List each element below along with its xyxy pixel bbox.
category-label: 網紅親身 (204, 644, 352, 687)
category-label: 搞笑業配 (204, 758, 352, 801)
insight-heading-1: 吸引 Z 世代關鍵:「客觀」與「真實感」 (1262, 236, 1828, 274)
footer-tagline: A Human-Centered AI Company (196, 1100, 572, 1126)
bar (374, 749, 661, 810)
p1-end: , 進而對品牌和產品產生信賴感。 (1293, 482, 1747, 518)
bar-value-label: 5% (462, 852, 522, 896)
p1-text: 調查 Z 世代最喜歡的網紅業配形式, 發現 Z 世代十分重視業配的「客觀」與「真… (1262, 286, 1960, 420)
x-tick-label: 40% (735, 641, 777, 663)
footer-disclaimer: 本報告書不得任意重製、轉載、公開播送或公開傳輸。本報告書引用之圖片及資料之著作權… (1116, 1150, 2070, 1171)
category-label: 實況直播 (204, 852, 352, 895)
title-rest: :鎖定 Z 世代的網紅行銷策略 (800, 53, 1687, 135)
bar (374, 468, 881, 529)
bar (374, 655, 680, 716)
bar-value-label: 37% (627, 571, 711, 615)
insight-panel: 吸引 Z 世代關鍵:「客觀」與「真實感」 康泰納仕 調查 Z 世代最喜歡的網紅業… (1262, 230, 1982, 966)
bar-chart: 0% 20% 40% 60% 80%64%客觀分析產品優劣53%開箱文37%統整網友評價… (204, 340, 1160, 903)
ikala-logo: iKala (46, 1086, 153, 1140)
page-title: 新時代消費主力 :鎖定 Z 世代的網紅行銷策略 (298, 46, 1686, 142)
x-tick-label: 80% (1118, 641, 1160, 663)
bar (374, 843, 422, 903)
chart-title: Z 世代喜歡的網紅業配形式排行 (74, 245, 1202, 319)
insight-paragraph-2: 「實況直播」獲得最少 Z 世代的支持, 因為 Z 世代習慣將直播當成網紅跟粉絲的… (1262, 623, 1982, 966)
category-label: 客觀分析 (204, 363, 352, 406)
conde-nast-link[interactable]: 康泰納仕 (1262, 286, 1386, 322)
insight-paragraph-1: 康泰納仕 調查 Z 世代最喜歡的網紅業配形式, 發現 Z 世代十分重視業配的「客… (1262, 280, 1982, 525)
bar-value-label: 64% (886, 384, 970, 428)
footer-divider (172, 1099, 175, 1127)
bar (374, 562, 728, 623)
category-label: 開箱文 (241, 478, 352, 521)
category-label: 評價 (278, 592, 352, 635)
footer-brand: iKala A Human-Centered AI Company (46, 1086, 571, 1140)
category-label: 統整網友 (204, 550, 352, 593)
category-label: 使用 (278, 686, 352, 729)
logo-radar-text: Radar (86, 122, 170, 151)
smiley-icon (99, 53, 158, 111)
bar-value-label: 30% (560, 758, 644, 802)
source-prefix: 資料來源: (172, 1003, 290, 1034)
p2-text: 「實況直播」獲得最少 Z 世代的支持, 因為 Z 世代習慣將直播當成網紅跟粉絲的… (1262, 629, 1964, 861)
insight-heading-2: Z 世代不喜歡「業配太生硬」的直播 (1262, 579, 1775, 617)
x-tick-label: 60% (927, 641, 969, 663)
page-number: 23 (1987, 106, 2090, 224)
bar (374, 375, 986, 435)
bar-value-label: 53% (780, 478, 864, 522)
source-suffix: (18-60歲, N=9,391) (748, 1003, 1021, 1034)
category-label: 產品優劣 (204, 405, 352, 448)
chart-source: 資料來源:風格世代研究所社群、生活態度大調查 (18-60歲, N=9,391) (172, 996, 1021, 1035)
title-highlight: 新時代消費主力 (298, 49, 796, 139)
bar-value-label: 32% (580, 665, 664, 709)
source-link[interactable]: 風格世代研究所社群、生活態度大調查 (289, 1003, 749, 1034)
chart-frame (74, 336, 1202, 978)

→ **WORK TO DO**
Convert every line of the items above into a numbered list, leaving out any blank lines.

→ **RESULT OF THIS EXERCISE**
1. List each element below along with its xyxy pixel bbox.
2. category-label: 網紅親身 (204, 644, 352, 687)
3. category-label: 搞笑業配 (204, 758, 352, 801)
4. insight-heading-1: 吸引 Z 世代關鍵:「客觀」與「真實感」 (1262, 236, 1828, 274)
5. footer-tagline: A Human-Centered AI Company (196, 1100, 572, 1126)
6. bar (374, 749, 661, 810)
7. p1-end: , 進而對品牌和產品產生信賴感。 (1293, 482, 1747, 518)
8. bar-value-label: 5% (462, 852, 522, 896)
9. p1-text: 調查 Z 世代最喜歡的網紅業配形式, 發現 Z 世代十分重視業配的「客觀」與「真… (1262, 286, 1960, 420)
10. x-tick-label: 40% (735, 641, 777, 663)
11. footer-disclaimer: 本報告書不得任意重製、轉載、公開播送或公開傳輸。本報告書引用之圖片及資料之著作權… (1116, 1150, 2070, 1171)
12. category-label: 實況直播 (204, 852, 352, 895)
13. title-rest: :鎖定 Z 世代的網紅行銷策略 (800, 53, 1687, 135)
14. bar (374, 468, 881, 529)
15. bar (374, 655, 680, 716)
16. bar-value-label: 37% (627, 571, 711, 615)
17. insight-panel: 吸引 Z 世代關鍵:「客觀」與「真實感」 康泰納仕 調查 Z 世代最喜歡的網紅業… (1262, 230, 1982, 966)
18. bar-chart: 0% 20% 40% 60% 80%64%客觀分析產品優劣53%開箱文37%統整網友評價… (204, 340, 1160, 903)
19. ikala-logo: iKala (46, 1086, 153, 1140)
20. page-title: 新時代消費主力 :鎖定 Z 世代的網紅行銷策略 (298, 46, 1686, 142)
21. x-tick-label: 80% (1118, 641, 1160, 663)
22. bar (374, 843, 422, 903)
23. chart-title: Z 世代喜歡的網紅業配形式排行 (74, 245, 1202, 319)
24. insight-paragraph-2: 「實況直播」獲得最少 Z 世代的支持, 因為 Z 世代習慣將直播當成網紅跟粉絲的… (1262, 623, 1982, 966)
25. category-label: 客觀分析 (204, 363, 352, 406)
26. conde-nast-link[interactable]: 康泰納仕 (1262, 286, 1386, 322)
27. insight-paragraph-1: 康泰納仕 調查 Z 世代最喜歡的網紅業配形式, 發現 Z 世代十分重視業配的「客… (1262, 280, 1982, 525)
28. bar-value-label: 64% (886, 384, 970, 428)
29. footer-divider (172, 1099, 175, 1127)
30. bar (374, 562, 728, 623)
31. category-label: 開箱文 (241, 478, 352, 521)
32. category-label: 評價 (278, 592, 352, 635)
33. footer-brand: iKala A Human-Centered AI Company (46, 1086, 571, 1140)
34. category-label: 統整網友 (204, 550, 352, 593)
35. category-label: 使用 (278, 686, 352, 729)
36. logo-radar-text: Radar (86, 122, 170, 151)
37. smiley-icon (99, 53, 158, 111)
38. bar-value-label: 30% (560, 758, 644, 802)
39. source-prefix: 資料來源: (172, 1003, 290, 1034)
40. p2-text: 「實況直播」獲得最少 Z 世代的支持, 因為 Z 世代習慣將直播當成網紅跟粉絲的… (1262, 629, 1964, 861)
41. insight-heading-2: Z 世代不喜歡「業配太生硬」的直播 (1262, 579, 1775, 617)
42. x-tick-label: 60% (927, 641, 969, 663)
43. page-number: 23 (1987, 106, 2090, 224)
44. bar (374, 375, 986, 435)
45. bar-value-label: 53% (780, 478, 864, 522)
46. source-suffix: (18-60歲, N=9,391) (748, 1003, 1021, 1034)
47. category-label: 產品優劣 (204, 405, 352, 448)
48. chart-source: 資料來源:風格世代研究所社群、生活態度大調查 (18-60歲, N=9,391) (172, 996, 1021, 1035)
49. title-highlight: 新時代消費主力 (298, 49, 796, 139)
50. bar-value-label: 32% (580, 665, 664, 709)
51. source-link[interactable]: 風格世代研究所社群、生活態度大調查 (289, 1003, 749, 1034)
52. chart-frame (74, 336, 1202, 978)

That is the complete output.